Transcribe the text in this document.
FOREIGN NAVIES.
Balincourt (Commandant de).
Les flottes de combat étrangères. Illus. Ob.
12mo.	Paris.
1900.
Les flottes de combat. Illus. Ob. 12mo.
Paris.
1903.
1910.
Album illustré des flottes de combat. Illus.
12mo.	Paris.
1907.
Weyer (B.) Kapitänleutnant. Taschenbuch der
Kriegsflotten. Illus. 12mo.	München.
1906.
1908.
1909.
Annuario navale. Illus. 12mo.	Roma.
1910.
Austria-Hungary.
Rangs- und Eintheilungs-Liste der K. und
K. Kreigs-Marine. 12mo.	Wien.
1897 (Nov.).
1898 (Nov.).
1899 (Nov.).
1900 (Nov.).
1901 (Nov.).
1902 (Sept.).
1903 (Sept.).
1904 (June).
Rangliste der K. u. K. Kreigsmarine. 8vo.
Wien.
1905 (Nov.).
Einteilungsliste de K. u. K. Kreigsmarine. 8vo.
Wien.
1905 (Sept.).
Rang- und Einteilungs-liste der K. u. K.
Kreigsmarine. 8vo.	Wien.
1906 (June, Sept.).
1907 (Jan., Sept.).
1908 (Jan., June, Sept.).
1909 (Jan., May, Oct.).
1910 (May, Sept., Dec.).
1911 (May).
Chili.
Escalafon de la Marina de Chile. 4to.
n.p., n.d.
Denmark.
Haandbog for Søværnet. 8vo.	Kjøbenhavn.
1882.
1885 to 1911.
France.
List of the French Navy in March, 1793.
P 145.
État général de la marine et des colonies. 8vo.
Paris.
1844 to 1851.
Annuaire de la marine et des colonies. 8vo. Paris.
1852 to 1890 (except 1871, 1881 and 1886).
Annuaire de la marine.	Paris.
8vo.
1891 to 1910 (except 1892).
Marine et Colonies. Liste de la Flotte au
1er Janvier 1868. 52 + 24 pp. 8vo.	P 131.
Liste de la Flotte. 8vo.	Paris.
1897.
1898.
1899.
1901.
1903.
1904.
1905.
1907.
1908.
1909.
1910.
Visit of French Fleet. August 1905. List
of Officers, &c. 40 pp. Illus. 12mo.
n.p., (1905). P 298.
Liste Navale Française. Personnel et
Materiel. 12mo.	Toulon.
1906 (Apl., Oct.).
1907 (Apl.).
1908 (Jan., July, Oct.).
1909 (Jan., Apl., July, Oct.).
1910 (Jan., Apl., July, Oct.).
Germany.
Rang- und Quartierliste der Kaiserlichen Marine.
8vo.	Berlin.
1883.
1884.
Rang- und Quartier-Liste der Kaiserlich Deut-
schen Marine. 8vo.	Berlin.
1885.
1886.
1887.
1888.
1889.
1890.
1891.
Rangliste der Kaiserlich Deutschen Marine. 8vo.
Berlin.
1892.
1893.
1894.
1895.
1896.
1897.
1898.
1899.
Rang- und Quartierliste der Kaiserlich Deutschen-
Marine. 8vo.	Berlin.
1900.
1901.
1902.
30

..............................

WHAT NEEDS TO BE DONE: Select the lines from the entries that include the word "combat".

OUTPUT:
Les flottes de combat étrangères. Illus. Ob.
Les flottes de combat. Illus. Ob. 12mo.
Album illustré des flottes de combat. Illus.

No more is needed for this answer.